## [To be done]
Count the lines that include the string "Meew", and give only that number.

## [Input records]
· · · ·

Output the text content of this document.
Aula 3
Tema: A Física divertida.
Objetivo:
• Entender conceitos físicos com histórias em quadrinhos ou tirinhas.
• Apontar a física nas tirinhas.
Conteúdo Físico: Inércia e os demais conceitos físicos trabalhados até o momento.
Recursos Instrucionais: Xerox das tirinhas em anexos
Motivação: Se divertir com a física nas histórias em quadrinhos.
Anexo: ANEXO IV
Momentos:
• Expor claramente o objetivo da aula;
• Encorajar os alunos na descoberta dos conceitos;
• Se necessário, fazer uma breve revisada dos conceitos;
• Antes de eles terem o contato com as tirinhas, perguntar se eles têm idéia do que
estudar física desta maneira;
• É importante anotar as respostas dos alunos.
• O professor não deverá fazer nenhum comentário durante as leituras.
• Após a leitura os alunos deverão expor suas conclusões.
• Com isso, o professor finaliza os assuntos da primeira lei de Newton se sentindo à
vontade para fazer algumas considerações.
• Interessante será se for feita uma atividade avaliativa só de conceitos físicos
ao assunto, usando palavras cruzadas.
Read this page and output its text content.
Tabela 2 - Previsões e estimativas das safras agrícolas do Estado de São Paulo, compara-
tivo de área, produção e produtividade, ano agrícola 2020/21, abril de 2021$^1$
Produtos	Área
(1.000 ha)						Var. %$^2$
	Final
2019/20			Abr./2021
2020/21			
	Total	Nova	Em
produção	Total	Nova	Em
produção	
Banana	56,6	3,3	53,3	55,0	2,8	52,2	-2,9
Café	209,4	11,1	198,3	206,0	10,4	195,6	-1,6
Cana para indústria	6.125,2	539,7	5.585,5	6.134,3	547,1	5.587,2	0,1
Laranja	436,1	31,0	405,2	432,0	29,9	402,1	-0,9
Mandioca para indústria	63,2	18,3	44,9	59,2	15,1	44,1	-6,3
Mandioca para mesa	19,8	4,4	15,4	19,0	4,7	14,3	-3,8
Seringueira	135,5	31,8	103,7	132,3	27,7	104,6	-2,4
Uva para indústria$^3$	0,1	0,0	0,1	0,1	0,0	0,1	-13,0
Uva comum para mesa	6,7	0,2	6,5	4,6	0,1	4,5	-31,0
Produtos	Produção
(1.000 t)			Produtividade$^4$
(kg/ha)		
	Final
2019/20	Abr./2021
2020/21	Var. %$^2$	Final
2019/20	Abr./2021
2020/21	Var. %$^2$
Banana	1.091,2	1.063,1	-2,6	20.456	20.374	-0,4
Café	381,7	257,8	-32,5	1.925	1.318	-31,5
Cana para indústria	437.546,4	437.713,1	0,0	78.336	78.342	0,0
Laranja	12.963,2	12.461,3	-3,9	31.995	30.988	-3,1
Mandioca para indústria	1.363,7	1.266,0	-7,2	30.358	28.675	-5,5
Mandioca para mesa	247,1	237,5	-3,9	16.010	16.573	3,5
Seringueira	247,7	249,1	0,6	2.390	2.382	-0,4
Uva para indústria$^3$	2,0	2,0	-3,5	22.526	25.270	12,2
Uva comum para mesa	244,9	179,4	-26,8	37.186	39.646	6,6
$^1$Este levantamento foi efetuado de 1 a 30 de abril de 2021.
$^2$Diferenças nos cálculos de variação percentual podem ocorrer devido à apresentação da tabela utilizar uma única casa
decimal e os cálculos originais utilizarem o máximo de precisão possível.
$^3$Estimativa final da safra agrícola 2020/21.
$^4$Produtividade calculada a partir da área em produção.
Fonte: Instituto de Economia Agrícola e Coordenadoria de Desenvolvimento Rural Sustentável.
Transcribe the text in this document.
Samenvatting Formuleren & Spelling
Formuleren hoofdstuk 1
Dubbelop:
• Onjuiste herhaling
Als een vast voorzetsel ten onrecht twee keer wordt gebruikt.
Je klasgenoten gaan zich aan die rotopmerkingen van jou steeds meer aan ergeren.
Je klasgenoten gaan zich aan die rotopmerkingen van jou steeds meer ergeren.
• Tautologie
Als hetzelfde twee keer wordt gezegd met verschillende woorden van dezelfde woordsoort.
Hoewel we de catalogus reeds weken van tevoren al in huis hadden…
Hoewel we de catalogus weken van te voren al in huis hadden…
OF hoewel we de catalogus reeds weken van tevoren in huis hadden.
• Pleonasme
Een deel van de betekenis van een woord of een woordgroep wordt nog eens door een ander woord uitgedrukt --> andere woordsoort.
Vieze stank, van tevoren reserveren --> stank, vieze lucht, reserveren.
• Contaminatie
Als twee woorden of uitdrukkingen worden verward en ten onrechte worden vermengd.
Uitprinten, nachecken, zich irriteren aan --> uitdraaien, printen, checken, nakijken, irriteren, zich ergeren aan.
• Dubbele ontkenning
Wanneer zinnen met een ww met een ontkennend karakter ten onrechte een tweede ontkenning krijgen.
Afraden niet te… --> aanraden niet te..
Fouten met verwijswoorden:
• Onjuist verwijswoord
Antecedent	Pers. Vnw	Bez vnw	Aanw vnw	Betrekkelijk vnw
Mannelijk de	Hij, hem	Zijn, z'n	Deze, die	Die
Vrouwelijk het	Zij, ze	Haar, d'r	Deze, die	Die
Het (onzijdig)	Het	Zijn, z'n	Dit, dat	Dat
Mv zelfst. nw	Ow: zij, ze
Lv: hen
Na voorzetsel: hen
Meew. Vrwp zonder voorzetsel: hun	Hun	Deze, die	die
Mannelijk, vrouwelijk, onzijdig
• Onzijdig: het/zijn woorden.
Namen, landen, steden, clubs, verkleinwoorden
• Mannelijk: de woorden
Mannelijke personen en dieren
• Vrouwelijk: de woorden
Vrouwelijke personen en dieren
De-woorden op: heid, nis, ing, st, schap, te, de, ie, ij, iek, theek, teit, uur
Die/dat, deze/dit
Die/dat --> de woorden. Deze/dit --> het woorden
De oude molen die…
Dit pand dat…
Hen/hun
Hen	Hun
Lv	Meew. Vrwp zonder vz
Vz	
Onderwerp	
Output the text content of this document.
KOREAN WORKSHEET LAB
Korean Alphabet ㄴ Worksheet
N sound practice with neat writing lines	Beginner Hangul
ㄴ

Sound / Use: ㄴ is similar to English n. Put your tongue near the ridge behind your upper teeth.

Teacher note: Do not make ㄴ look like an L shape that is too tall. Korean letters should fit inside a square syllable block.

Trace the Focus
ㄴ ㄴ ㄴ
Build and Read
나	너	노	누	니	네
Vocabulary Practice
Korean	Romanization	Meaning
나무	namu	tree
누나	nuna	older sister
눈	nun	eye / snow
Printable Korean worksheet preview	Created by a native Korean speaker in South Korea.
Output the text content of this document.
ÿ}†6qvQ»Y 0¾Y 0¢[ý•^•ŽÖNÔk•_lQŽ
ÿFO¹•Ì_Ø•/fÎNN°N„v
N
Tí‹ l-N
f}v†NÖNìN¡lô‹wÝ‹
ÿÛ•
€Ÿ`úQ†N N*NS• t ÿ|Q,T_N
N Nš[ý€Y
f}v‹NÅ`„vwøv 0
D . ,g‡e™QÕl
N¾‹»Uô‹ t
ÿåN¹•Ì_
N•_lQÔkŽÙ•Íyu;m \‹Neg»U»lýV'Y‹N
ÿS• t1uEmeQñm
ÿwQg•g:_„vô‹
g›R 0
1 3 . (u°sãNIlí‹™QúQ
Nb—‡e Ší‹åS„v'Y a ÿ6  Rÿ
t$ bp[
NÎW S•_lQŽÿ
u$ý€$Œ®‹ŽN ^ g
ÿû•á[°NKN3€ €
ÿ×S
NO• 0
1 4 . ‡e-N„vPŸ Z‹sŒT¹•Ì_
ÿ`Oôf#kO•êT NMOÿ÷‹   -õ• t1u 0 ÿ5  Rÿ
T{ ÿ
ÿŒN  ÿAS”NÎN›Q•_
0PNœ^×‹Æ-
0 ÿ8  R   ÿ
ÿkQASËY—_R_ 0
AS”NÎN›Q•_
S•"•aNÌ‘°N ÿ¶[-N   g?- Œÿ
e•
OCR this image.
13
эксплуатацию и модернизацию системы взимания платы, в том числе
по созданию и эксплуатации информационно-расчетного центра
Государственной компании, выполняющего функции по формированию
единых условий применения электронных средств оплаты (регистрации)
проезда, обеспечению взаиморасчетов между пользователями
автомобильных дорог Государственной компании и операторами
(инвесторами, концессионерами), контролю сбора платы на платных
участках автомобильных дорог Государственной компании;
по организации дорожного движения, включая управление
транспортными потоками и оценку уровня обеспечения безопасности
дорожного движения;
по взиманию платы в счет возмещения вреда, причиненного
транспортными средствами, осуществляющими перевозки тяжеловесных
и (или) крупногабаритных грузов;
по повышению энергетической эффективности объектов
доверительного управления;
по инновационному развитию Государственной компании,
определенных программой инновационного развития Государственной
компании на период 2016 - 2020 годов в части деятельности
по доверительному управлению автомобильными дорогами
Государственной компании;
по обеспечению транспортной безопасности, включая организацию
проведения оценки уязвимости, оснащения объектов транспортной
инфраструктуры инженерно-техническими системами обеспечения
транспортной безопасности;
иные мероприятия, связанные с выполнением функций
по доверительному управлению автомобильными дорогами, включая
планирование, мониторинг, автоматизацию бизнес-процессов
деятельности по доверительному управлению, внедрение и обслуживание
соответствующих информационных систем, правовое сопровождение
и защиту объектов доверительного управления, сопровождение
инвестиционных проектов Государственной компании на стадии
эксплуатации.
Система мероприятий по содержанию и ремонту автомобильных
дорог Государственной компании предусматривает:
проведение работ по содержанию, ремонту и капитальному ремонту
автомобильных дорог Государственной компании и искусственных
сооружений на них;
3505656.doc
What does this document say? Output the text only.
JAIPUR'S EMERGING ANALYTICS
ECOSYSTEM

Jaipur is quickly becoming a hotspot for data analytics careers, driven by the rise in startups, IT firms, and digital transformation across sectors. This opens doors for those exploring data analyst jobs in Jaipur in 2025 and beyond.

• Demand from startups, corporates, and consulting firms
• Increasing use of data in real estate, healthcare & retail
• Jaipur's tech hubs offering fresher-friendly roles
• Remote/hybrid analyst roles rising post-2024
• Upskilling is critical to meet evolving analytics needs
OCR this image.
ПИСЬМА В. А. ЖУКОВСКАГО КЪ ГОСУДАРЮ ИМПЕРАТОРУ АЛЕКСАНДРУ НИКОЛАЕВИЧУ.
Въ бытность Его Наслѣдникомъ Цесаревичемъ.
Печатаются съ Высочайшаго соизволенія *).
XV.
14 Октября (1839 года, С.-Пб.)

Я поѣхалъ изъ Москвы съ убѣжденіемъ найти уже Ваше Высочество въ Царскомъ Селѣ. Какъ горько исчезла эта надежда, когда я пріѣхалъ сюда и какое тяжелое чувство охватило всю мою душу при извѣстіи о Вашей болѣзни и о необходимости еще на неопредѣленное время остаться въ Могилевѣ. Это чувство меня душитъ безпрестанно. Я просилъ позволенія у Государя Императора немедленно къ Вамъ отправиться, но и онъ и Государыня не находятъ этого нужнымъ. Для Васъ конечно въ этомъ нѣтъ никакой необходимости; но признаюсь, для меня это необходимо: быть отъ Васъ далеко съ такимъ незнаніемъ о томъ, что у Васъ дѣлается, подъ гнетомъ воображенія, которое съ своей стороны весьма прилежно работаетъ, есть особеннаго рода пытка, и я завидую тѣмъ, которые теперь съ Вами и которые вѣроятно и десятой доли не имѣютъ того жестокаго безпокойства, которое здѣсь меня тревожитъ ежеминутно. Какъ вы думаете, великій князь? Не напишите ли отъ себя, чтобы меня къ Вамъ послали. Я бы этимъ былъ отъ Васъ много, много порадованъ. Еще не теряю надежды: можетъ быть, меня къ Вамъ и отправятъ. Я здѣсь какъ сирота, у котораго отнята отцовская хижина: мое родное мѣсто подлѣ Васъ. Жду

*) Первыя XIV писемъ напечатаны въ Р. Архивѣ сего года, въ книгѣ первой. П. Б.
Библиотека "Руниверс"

· · · ·

## [Response to the exercise]
2